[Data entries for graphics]
□ □ □

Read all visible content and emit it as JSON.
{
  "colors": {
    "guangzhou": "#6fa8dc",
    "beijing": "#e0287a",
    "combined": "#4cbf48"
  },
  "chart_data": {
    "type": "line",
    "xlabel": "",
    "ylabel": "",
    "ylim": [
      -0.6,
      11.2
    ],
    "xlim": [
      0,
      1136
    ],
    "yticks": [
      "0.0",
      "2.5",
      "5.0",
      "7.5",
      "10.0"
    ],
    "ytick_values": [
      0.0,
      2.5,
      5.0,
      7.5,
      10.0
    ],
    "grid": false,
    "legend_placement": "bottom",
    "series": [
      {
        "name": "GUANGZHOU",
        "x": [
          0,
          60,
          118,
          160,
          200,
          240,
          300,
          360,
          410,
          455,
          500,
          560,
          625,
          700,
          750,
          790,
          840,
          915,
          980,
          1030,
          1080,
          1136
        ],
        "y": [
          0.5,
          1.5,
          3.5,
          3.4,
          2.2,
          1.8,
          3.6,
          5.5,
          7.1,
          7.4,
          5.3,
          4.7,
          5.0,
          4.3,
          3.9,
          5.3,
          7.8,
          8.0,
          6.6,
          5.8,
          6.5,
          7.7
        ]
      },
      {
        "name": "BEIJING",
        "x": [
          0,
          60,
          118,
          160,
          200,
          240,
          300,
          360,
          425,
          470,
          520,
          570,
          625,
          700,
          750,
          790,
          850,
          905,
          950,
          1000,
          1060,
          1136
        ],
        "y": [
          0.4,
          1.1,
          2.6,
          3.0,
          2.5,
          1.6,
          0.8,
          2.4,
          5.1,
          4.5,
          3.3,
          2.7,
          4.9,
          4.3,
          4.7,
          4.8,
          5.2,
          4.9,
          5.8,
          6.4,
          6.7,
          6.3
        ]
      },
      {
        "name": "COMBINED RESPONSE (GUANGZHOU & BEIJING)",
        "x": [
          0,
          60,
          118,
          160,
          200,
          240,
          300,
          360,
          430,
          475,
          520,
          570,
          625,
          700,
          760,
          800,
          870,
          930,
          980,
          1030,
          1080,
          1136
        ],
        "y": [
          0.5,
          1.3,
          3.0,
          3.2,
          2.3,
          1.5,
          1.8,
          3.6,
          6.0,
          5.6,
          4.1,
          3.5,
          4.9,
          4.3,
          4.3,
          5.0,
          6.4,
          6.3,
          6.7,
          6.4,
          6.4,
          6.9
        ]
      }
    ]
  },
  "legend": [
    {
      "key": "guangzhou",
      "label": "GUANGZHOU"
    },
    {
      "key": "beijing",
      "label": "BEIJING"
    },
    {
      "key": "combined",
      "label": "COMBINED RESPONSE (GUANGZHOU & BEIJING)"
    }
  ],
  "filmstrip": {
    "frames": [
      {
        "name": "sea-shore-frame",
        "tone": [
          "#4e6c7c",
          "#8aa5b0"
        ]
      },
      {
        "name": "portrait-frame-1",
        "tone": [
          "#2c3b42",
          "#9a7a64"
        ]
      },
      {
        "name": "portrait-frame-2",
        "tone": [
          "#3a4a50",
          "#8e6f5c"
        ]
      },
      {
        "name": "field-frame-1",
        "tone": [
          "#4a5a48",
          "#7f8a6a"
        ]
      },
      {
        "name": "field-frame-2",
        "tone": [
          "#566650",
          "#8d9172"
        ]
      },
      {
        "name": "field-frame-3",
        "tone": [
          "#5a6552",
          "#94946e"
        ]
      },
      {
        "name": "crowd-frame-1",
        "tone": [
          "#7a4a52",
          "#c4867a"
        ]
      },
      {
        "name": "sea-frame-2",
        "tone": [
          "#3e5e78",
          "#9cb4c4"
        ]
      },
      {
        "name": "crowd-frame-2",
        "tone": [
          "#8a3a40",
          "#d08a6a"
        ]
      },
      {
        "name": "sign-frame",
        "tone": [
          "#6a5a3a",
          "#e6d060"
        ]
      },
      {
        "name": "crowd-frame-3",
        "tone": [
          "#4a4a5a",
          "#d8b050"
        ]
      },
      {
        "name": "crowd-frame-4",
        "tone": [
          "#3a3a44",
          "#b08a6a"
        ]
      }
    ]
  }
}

□ □ □

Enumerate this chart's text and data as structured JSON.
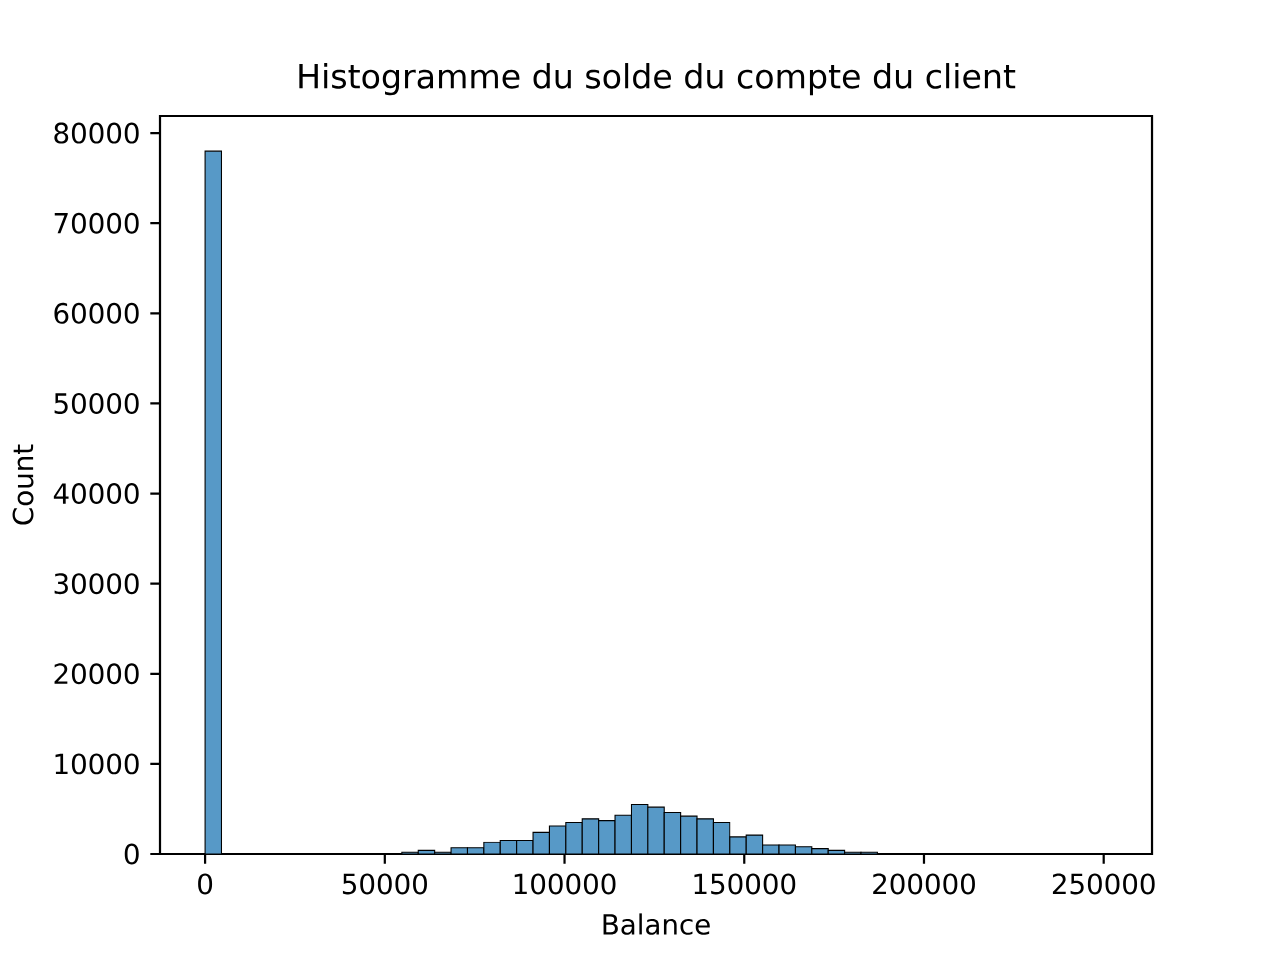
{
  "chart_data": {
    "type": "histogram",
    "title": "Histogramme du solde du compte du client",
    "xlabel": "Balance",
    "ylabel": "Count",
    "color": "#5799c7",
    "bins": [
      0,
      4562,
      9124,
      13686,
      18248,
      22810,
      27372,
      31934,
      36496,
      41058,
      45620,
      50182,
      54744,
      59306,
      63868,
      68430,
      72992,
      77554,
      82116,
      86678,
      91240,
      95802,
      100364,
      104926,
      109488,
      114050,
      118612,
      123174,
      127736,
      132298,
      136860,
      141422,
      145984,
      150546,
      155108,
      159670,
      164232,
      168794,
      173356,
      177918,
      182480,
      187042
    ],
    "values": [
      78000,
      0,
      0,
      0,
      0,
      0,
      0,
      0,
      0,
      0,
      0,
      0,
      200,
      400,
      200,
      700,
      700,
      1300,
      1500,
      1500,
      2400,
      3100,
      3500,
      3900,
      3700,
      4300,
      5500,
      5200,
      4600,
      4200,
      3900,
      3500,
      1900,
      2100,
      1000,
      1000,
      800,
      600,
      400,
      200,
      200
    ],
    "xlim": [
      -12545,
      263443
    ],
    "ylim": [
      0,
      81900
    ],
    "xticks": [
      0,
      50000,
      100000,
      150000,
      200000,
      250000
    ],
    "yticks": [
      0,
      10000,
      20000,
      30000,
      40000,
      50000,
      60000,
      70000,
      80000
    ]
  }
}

□ □ □

#### Instructions to follow
Using the listing, copy every line where the word "crowd" shows up.

#### Written response
        "name": "crowd-frame-1",
        "name": "crowd-frame-2",
        "name": "crowd-frame-3",
        "name": "crowd-frame-4",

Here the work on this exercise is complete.